Records contained in a dataset
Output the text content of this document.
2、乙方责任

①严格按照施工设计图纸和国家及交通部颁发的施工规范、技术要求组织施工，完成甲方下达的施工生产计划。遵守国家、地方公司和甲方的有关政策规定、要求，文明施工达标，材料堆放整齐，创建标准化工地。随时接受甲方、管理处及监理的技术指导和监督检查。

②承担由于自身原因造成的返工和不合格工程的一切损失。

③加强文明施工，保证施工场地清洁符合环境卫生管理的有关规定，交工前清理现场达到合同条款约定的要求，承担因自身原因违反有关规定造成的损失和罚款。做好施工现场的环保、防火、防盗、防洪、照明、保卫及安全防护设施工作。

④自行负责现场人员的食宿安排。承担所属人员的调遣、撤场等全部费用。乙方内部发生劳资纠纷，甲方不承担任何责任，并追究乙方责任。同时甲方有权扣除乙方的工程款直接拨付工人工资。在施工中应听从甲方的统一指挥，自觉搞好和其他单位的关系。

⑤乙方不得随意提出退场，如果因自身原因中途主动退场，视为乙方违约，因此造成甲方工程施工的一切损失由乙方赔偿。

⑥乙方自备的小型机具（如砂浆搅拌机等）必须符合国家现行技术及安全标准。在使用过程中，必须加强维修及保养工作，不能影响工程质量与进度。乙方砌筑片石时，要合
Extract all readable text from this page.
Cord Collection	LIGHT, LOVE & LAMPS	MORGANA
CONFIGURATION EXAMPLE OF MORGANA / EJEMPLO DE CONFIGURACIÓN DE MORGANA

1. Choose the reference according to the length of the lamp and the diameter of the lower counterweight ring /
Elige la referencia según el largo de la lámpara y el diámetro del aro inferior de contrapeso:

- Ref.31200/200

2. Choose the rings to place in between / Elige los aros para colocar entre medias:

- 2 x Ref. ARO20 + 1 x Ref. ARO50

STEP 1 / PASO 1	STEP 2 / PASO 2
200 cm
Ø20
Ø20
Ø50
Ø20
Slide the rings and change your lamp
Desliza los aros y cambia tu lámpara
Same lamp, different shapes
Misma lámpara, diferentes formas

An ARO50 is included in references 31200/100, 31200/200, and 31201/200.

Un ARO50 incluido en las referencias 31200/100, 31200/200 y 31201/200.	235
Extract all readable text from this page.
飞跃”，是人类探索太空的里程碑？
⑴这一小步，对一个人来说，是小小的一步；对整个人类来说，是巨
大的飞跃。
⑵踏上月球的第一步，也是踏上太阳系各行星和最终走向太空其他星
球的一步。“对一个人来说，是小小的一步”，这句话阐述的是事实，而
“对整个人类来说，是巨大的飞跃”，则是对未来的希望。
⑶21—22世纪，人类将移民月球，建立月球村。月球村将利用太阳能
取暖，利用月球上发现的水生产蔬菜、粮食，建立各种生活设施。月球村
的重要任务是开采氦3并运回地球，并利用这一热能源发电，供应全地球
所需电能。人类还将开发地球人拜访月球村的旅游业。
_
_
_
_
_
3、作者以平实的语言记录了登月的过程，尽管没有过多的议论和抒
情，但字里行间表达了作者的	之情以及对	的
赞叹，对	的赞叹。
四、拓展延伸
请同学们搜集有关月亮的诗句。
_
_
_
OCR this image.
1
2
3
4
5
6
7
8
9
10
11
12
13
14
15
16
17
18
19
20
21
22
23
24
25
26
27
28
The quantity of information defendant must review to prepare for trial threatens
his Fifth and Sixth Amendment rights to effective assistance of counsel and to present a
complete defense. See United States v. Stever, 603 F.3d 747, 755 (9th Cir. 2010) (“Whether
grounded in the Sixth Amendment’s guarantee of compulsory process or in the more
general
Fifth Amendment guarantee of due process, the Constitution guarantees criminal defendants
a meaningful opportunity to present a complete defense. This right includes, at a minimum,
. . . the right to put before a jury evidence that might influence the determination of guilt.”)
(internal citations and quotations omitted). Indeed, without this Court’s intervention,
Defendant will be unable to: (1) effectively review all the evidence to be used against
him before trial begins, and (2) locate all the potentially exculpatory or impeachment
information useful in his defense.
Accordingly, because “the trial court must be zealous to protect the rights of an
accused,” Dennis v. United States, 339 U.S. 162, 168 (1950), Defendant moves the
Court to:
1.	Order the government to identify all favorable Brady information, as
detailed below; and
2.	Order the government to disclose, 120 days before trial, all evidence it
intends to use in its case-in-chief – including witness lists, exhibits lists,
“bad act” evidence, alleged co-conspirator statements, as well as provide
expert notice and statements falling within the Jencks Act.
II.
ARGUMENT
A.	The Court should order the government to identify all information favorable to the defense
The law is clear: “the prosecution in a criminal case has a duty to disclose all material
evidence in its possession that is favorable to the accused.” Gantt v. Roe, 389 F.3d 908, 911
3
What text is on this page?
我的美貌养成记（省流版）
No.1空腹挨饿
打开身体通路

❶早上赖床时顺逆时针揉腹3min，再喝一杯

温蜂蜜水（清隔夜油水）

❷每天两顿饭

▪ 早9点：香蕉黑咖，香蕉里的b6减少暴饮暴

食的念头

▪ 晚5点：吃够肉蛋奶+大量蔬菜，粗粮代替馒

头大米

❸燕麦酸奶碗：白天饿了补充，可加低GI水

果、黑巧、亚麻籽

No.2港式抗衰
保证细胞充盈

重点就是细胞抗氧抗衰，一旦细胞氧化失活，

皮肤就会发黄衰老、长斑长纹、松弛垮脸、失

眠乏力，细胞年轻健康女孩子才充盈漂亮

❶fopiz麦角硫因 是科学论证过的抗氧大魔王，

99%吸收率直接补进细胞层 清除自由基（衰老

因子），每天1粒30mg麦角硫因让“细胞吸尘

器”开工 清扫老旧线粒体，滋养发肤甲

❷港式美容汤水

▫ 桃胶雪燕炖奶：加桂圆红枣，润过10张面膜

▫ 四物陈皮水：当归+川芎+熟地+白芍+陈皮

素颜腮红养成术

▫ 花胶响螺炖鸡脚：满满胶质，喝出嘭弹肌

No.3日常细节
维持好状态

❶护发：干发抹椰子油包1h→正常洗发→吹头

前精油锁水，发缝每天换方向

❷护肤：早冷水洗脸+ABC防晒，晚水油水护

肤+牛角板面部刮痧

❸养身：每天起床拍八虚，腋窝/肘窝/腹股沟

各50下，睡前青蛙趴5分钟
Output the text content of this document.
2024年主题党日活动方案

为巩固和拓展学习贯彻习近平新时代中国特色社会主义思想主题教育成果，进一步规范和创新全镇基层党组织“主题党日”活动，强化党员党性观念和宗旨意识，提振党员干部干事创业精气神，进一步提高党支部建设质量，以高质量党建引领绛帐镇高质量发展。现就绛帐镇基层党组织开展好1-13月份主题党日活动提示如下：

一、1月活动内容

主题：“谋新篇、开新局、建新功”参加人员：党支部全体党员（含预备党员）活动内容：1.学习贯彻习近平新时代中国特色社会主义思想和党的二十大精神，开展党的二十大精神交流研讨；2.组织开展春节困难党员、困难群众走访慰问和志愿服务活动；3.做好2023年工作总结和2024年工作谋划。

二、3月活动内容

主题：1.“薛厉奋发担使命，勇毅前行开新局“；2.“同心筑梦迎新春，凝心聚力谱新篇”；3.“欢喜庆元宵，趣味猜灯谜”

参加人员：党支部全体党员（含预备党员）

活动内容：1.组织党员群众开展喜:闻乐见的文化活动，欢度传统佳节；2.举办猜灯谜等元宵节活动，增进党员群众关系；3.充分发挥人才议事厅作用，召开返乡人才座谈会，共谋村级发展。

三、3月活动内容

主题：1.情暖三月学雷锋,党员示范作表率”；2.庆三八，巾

What the task asks
Return the full listing, character for character.

Exercise result
Output the text content of this document.
2、乙方责任

①严格按照施工设计图纸和国家及交通部颁发的施工规范、技术要求组织施工，完成甲方下达的施工生产计划。遵守国家、地方公司和甲方的有关政策规定、要求，文明施工达标，材料堆放整齐，创建标准化工地。随时接受甲方、管理处及监理的技术指导和监督检查。

②承担由于自身原因造成的返工和不合格工程的一切损失。

③加强文明施工，保证施工场地清洁符合环境卫生管理的有关规定，交工前清理现场达到合同条款约定的要求，承担因自身原因违反有关规定造成的损失和罚款。做好施工现场的环保、防火、防盗、防洪、照明、保卫及安全防护设施工作。

④自行负责现场人员的食宿安排。承担所属人员的调遣、撤场等全部费用。乙方内部发生劳资纠纷，甲方不承担任何责任，并追究乙方责任。同时甲方有权扣除乙方的工程款直接拨付工人工资。在施工中应听从甲方的统一指挥，自觉搞好和其他单位的关系。

⑤乙方不得随意提出退场，如果因自身原因中途主动退场，视为乙方违约，因此造成甲方工程施工的一切损失由乙方赔偿。

⑥乙方自备的小型机具（如砂浆搅拌机等）必须符合国家现行技术及安全标准。在使用过程中，必须加强维修及保养工作，不能影响工程质量与进度。乙方砌筑片石时，要合
Extract all readable text from this page.
Cord Collection	LIGHT, LOVE & LAMPS	MORGANA
CONFIGURATION EXAMPLE OF MORGANA / EJEMPLO DE CONFIGURACIÓN DE MORGANA

1. Choose the reference according to the length of the lamp and the diameter of the lower counterweight ring /
Elige la referencia según el largo de la lámpara y el diámetro del aro inferior de contrapeso:

- Ref.31200/200

2. Choose the rings to place in between / Elige los aros para colocar entre medias:

- 2 x Ref. ARO20 + 1 x Ref. ARO50

STEP 1 / PASO 1	STEP 2 / PASO 2
200 cm
Ø20
Ø20
Ø50
Ø20
Slide the rings and change your lamp
Desliza los aros y cambia tu lámpara
Same lamp, different shapes
Misma lámpara, diferentes formas

An ARO50 is included in references 31200/100, 31200/200, and 31201/200.

Un ARO50 incluido en las referencias 31200/100, 31200/200 y 31201/200.	235
Extract all readable text from this page.
飞跃”，是人类探索太空的里程碑？
⑴这一小步，对一个人来说，是小小的一步；对整个人类来说，是巨
大的飞跃。
⑵踏上月球的第一步，也是踏上太阳系各行星和最终走向太空其他星
球的一步。“对一个人来说，是小小的一步”，这句话阐述的是事实，而
“对整个人类来说，是巨大的飞跃”，则是对未来的希望。
⑶21—22世纪，人类将移民月球，建立月球村。月球村将利用太阳能
取暖，利用月球上发现的水生产蔬菜、粮食，建立各种生活设施。月球村
的重要任务是开采氦3并运回地球，并利用这一热能源发电，供应全地球
所需电能。人类还将开发地球人拜访月球村的旅游业。
_
_
_
_
_
3、作者以平实的语言记录了登月的过程，尽管没有过多的议论和抒
情，但字里行间表达了作者的	之情以及对	的
赞叹，对	的赞叹。
四、拓展延伸
请同学们搜集有关月亮的诗句。
_
_
_
OCR this image.
1
2
3
4
5
6
7
8
9
10
11
12
13
14
15
16
17
18
19
20
21
22
23
24
25
26
27
28
The quantity of information defendant must review to prepare for trial threatens
his Fifth and Sixth Amendment rights to effective assistance of counsel and to present a
complete defense. See United States v. Stever, 603 F.3d 747, 755 (9th Cir. 2010) (“Whether
grounded in the Sixth Amendment’s guarantee of compulsory process or in the more
general
Fifth Amendment guarantee of due process, the Constitution guarantees criminal defendants
a meaningful opportunity to present a complete defense. This right includes, at a minimum,
. . . the right to put before a jury evidence that might influence the determination of guilt.”)
(internal citations and quotations omitted). Indeed, without this Court’s intervention,
Defendant will be unable to: (1) effectively review all the evidence to be used against
him before trial begins, and (2) locate all the potentially exculpatory or impeachment
information useful in his defense.
Accordingly, because “the trial court must be zealous to protect the rights of an
accused,” Dennis v. United States, 339 U.S. 162, 168 (1950), Defendant moves the
Court to:
1.	Order the government to identify all favorable Brady information, as
detailed below; and
2.	Order the government to disclose, 120 days before trial, all evidence it
intends to use in its case-in-chief – including witness lists, exhibits lists,
“bad act” evidence, alleged co-conspirator statements, as well as provide
expert notice and statements falling within the Jencks Act.
II.
ARGUMENT
A.	The Court should order the government to identify all information favorable to the defense
The law is clear: “the prosecution in a criminal case has a duty to disclose all material
evidence in its possession that is favorable to the accused.” Gantt v. Roe, 389 F.3d 908, 911
3
What text is on this page?
我的美貌养成记（省流版）
No.1空腹挨饿
打开身体通路

❶早上赖床时顺逆时针揉腹3min，再喝一杯

温蜂蜜水（清隔夜油水）

❷每天两顿饭

▪ 早9点：香蕉黑咖，香蕉里的b6减少暴饮暴

食的念头

▪ 晚5点：吃够肉蛋奶+大量蔬菜，粗粮代替馒

头大米

❸燕麦酸奶碗：白天饿了补充，可加低GI水

果、黑巧、亚麻籽

No.2港式抗衰
保证细胞充盈

重点就是细胞抗氧抗衰，一旦细胞氧化失活，

皮肤就会发黄衰老、长斑长纹、松弛垮脸、失

眠乏力，细胞年轻健康女孩子才充盈漂亮

❶fopiz麦角硫因 是科学论证过的抗氧大魔王，

99%吸收率直接补进细胞层 清除自由基（衰老

因子），每天1粒30mg麦角硫因让“细胞吸尘

器”开工 清扫老旧线粒体，滋养发肤甲

❷港式美容汤水

▫ 桃胶雪燕炖奶：加桂圆红枣，润过10张面膜

▫ 四物陈皮水：当归+川芎+熟地+白芍+陈皮

素颜腮红养成术

▫ 花胶响螺炖鸡脚：满满胶质，喝出嘭弹肌

No.3日常细节
维持好状态

❶护发：干发抹椰子油包1h→正常洗发→吹头

前精油锁水，发缝每天换方向

❷护肤：早冷水洗脸+ABC防晒，晚水油水护

肤+牛角板面部刮痧

❸养身：每天起床拍八虚，腋窝/肘窝/腹股沟

各50下，睡前青蛙趴5分钟
Output the text content of this document.
2024年主题党日活动方案

为巩固和拓展学习贯彻习近平新时代中国特色社会主义思想主题教育成果，进一步规范和创新全镇基层党组织“主题党日”活动，强化党员党性观念和宗旨意识，提振党员干部干事创业精气神，进一步提高党支部建设质量，以高质量党建引领绛帐镇高质量发展。现就绛帐镇基层党组织开展好1-13月份主题党日活动提示如下：

一、1月活动内容

主题：“谋新篇、开新局、建新功”参加人员：党支部全体党员（含预备党员）活动内容：1.学习贯彻习近平新时代中国特色社会主义思想和党的二十大精神，开展党的二十大精神交流研讨；2.组织开展春节困难党员、困难群众走访慰问和志愿服务活动；3.做好2023年工作总结和2024年工作谋划。

二、3月活动内容

主题：1.“薛厉奋发担使命，勇毅前行开新局“；2.“同心筑梦迎新春，凝心聚力谱新篇”；3.“欢喜庆元宵，趣味猜灯谜”

参加人员：党支部全体党员（含预备党员）

活动内容：1.组织党员群众开展喜:闻乐见的文化活动，欢度传统佳节；2.举办猜灯谜等元宵节活动，增进党员群众关系；3.充分发挥人才议事厅作用，召开返乡人才座谈会，共谋村级发展。

三、3月活动内容

主题：1.情暖三月学雷锋,党员示范作表率”；2.庆三八，巾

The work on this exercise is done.